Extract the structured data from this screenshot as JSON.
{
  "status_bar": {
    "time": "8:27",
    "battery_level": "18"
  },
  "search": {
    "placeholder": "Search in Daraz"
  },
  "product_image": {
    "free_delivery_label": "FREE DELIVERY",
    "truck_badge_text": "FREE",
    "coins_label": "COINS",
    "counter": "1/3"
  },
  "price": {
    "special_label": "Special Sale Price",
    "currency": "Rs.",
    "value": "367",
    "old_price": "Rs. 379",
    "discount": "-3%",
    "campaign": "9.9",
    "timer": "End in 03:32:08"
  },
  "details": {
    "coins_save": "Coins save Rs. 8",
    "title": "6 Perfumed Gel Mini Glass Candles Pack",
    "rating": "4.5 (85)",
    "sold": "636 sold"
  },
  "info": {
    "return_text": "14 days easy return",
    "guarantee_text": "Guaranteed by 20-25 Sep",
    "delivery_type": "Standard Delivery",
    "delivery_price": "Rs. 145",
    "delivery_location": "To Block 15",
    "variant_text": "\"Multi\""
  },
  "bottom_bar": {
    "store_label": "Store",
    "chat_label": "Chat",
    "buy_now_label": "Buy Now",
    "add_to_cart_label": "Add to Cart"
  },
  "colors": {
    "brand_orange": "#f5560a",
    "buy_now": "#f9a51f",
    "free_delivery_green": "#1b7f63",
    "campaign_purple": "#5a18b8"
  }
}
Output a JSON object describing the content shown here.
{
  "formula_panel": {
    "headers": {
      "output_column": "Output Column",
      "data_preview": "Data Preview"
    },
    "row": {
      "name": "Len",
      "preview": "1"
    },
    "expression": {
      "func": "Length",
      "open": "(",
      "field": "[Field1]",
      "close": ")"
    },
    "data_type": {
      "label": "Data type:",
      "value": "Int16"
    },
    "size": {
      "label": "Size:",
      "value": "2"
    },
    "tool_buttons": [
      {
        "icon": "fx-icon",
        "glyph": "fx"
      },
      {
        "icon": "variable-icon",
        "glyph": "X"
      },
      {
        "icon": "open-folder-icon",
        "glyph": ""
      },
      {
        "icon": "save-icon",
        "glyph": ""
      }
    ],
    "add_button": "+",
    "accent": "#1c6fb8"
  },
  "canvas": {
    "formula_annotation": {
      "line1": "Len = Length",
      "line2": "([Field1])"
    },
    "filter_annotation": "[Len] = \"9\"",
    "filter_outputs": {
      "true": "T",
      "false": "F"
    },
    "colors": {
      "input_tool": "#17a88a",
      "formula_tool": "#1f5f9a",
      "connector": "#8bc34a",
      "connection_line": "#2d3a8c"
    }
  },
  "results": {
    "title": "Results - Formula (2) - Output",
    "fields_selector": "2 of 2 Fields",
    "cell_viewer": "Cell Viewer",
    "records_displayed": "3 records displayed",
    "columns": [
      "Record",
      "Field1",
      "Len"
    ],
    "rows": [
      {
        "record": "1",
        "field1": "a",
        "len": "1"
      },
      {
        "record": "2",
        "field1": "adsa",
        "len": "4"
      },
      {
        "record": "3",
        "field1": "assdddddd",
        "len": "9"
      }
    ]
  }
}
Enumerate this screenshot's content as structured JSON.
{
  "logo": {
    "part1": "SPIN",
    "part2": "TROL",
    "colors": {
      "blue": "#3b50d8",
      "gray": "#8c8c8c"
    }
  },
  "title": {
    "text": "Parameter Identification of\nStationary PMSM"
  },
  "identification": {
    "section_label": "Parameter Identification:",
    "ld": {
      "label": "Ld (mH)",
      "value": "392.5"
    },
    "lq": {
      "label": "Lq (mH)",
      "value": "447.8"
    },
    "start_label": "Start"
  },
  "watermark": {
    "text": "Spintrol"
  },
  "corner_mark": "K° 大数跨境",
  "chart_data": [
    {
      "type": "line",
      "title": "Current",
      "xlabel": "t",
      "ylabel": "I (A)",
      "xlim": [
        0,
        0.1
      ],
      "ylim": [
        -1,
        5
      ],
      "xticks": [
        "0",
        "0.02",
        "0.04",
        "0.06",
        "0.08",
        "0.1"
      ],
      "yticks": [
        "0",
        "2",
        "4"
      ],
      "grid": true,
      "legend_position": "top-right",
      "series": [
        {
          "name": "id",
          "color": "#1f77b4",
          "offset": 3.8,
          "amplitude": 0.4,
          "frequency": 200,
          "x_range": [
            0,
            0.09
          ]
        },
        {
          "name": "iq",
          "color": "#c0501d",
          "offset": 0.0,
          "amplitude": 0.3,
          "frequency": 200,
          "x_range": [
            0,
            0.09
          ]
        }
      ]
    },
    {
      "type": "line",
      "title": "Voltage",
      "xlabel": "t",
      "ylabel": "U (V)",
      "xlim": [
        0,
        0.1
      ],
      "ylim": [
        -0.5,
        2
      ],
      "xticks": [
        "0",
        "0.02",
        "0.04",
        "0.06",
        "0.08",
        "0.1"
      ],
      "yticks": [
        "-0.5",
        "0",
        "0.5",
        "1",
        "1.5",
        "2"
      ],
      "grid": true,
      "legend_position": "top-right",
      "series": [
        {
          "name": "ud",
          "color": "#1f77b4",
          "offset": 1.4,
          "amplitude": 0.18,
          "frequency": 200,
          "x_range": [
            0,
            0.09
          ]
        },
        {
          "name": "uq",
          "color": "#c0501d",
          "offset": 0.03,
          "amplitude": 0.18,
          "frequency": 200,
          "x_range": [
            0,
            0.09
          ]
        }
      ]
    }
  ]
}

━━━━━━━━━━━━━━━━━━━━

*Your instructions*:
Would you restate each of the entries word for word?

*Exercise solution*:
Extract the structured data from this screenshot as JSON.
{
  "status_bar": {
    "time": "8:27",
    "battery_level": "18"
  },
  "search": {
    "placeholder": "Search in Daraz"
  },
  "product_image": {
    "free_delivery_label": "FREE DELIVERY",
    "truck_badge_text": "FREE",
    "coins_label": "COINS",
    "counter": "1/3"
  },
  "price": {
    "special_label": "Special Sale Price",
    "currency": "Rs.",
    "value": "367",
    "old_price": "Rs. 379",
    "discount": "-3%",
    "campaign": "9.9",
    "timer": "End in 03:32:08"
  },
  "details": {
    "coins_save": "Coins save Rs. 8",
    "title": "6 Perfumed Gel Mini Glass Candles Pack",
    "rating": "4.5 (85)",
    "sold": "636 sold"
  },
  "info": {
    "return_text": "14 days easy return",
    "guarantee_text": "Guaranteed by 20-25 Sep",
    "delivery_type": "Standard Delivery",
    "delivery_price": "Rs. 145",
    "delivery_location": "To Block 15",
    "variant_text": "\"Multi\""
  },
  "bottom_bar": {
    "store_label": "Store",
    "chat_label": "Chat",
    "buy_now_label": "Buy Now",
    "add_to_cart_label": "Add to Cart"
  },
  "colors": {
    "brand_orange": "#f5560a",
    "buy_now": "#f9a51f",
    "free_delivery_green": "#1b7f63",
    "campaign_purple": "#5a18b8"
  }
}
Output a JSON object describing the content shown here.
{
  "formula_panel": {
    "headers": {
      "output_column": "Output Column",
      "data_preview": "Data Preview"
    },
    "row": {
      "name": "Len",
      "preview": "1"
    },
    "expression": {
      "func": "Length",
      "open": "(",
      "field": "[Field1]",
      "close": ")"
    },
    "data_type": {
      "label": "Data type:",
      "value": "Int16"
    },
    "size": {
      "label": "Size:",
      "value": "2"
    },
    "tool_buttons": [
      {
        "icon": "fx-icon",
        "glyph": "fx"
      },
      {
        "icon": "variable-icon",
        "glyph": "X"
      },
      {
        "icon": "open-folder-icon",
        "glyph": ""
      },
      {
        "icon": "save-icon",
        "glyph": ""
      }
    ],
    "add_button": "+",
    "accent": "#1c6fb8"
  },
  "canvas": {
    "formula_annotation": {
      "line1": "Len = Length",
      "line2": "([Field1])"
    },
    "filter_annotation": "[Len] = \"9\"",
    "filter_outputs": {
      "true": "T",
      "false": "F"
    },
    "colors": {
      "input_tool": "#17a88a",
      "formula_tool": "#1f5f9a",
      "connector": "#8bc34a",
      "connection_line": "#2d3a8c"
    }
  },
  "results": {
    "title": "Results - Formula (2) - Output",
    "fields_selector": "2 of 2 Fields",
    "cell_viewer": "Cell Viewer",
    "records_displayed": "3 records displayed",
    "columns": [
      "Record",
      "Field1",
      "Len"
    ],
    "rows": [
      {
        "record": "1",
        "field1": "a",
        "len": "1"
      },
      {
        "record": "2",
        "field1": "adsa",
        "len": "4"
      },
      {
        "record": "3",
        "field1": "assdddddd",
        "len": "9"
      }
    ]
  }
}
Enumerate this screenshot's content as structured JSON.
{
  "logo": {
    "part1": "SPIN",
    "part2": "TROL",
    "colors": {
      "blue": "#3b50d8",
      "gray": "#8c8c8c"
    }
  },
  "title": {
    "text": "Parameter Identification of\nStationary PMSM"
  },
  "identification": {
    "section_label": "Parameter Identification:",
    "ld": {
      "label": "Ld (mH)",
      "value": "392.5"
    },
    "lq": {
      "label": "Lq (mH)",
      "value": "447.8"
    },
    "start_label": "Start"
  },
  "watermark": {
    "text": "Spintrol"
  },
  "corner_mark": "K° 大数跨境",
  "chart_data": [
    {
      "type": "line",
      "title": "Current",
      "xlabel": "t",
      "ylabel": "I (A)",
      "xlim": [
        0,
        0.1
      ],
      "ylim": [
        -1,
        5
      ],
      "xticks": [
        "0",
        "0.02",
        "0.04",
        "0.06",
        "0.08",
        "0.1"
      ],
      "yticks": [
        "0",
        "2",
        "4"
      ],
      "grid": true,
      "legend_position": "top-right",
      "series": [
        {
          "name": "id",
          "color": "#1f77b4",
          "offset": 3.8,
          "amplitude": 0.4,
          "frequency": 200,
          "x_range": [
            0,
            0.09
          ]
        },
        {
          "name": "iq",
          "color": "#c0501d",
          "offset": 0.0,
          "amplitude": 0.3,
          "frequency": 200,
          "x_range": [
            0,
            0.09
          ]
        }
      ]
    },
    {
      "type": "line",
      "title": "Voltage",
      "xlabel": "t",
      "ylabel": "U (V)",
      "xlim": [
        0,
        0.1
      ],
      "ylim": [
        -0.5,
        2
      ],
      "xticks": [
        "0",
        "0.02",
        "0.04",
        "0.06",
        "0.08",
        "0.1"
      ],
      "yticks": [
        "-0.5",
        "0",
        "0.5",
        "1",
        "1.5",
        "2"
      ],
      "grid": true,
      "legend_position": "top-right",
      "series": [
        {
          "name": "ud",
          "color": "#1f77b4",
          "offset": 1.4,
          "amplitude": 0.18,
          "frequency": 200,
          "x_range": [
            0,
            0.09
          ]
        },
        {
          "name": "uq",
          "color": "#c0501d",
          "offset": 0.03,
          "amplitude": 0.18,
          "frequency": 200,
          "x_range": [
            0,
            0.09
          ]
        }
      ]
    }
  ]
}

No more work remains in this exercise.